> [INSTRUCTIONS FOR THE TASK] Repeat the whole listing below, word for word.

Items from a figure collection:
******
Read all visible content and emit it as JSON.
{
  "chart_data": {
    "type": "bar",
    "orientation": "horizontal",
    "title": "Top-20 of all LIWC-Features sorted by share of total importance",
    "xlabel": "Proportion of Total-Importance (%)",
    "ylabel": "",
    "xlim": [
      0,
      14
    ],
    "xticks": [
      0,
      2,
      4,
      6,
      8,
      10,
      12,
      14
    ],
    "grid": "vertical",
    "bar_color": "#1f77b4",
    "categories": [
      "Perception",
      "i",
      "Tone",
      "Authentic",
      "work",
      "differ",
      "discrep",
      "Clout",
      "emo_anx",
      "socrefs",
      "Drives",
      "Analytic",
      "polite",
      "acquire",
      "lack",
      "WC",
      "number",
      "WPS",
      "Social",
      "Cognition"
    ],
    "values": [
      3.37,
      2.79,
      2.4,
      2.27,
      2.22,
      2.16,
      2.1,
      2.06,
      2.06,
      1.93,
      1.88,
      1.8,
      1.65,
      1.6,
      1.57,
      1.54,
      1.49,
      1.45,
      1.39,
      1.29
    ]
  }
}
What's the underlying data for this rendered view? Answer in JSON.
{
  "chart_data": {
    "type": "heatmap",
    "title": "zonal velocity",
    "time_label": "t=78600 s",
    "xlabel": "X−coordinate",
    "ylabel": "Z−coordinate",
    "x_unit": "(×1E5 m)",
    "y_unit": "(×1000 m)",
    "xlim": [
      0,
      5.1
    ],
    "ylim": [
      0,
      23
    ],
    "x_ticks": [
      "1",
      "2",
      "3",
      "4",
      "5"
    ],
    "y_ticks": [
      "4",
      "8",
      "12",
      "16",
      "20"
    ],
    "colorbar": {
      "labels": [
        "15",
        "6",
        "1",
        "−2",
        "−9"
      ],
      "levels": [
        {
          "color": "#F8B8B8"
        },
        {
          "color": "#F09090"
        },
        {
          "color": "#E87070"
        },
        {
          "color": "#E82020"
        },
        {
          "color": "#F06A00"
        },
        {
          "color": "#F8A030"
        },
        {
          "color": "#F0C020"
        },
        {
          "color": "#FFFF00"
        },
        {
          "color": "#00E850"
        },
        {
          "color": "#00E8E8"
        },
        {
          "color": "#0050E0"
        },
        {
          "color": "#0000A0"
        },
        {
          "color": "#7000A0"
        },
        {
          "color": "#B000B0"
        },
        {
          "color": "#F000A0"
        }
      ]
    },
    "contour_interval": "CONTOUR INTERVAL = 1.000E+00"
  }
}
******
> [RESPONSE TO THIS TASK]
Read all visible content and emit it as JSON.
{
  "chart_data": {
    "type": "bar",
    "orientation": "horizontal",
    "title": "Top-20 of all LIWC-Features sorted by share of total importance",
    "xlabel": "Proportion of Total-Importance (%)",
    "ylabel": "",
    "xlim": [
      0,
      14
    ],
    "xticks": [
      0,
      2,
      4,
      6,
      8,
      10,
      12,
      14
    ],
    "grid": "vertical",
    "bar_color": "#1f77b4",
    "categories": [
      "Perception",
      "i",
      "Tone",
      "Authentic",
      "work",
      "differ",
      "discrep",
      "Clout",
      "emo_anx",
      "socrefs",
      "Drives",
      "Analytic",
      "polite",
      "acquire",
      "lack",
      "WC",
      "number",
      "WPS",
      "Social",
      "Cognition"
    ],
    "values": [
      3.37,
      2.79,
      2.4,
      2.27,
      2.22,
      2.16,
      2.1,
      2.06,
      2.06,
      1.93,
      1.88,
      1.8,
      1.65,
      1.6,
      1.57,
      1.54,
      1.49,
      1.45,
      1.39,
      1.29
    ]
  }
}
What's the underlying data for this rendered view? Answer in JSON.
{
  "chart_data": {
    "type": "heatmap",
    "title": "zonal velocity",
    "time_label": "t=78600 s",
    "xlabel": "X−coordinate",
    "ylabel": "Z−coordinate",
    "x_unit": "(×1E5 m)",
    "y_unit": "(×1000 m)",
    "xlim": [
      0,
      5.1
    ],
    "ylim": [
      0,
      23
    ],
    "x_ticks": [
      "1",
      "2",
      "3",
      "4",
      "5"
    ],
    "y_ticks": [
      "4",
      "8",
      "12",
      "16",
      "20"
    ],
    "colorbar": {
      "labels": [
        "15",
        "6",
        "1",
        "−2",
        "−9"
      ],
      "levels": [
        {
          "color": "#F8B8B8"
        },
        {
          "color": "#F09090"
        },
        {
          "color": "#E87070"
        },
        {
          "color": "#E82020"
        },
        {
          "color": "#F06A00"
        },
        {
          "color": "#F8A030"
        },
        {
          "color": "#F0C020"
        },
        {
          "color": "#FFFF00"
        },
        {
          "color": "#00E850"
        },
        {
          "color": "#00E8E8"
        },
        {
          "color": "#0050E0"
        },
        {
          "color": "#0000A0"
        },
        {
          "color": "#7000A0"
        },
        {
          "color": "#B000B0"
        },
        {
          "color": "#F000A0"
        }
      ]
    },
    "contour_interval": "CONTOUR INTERVAL = 1.000E+00"
  }
}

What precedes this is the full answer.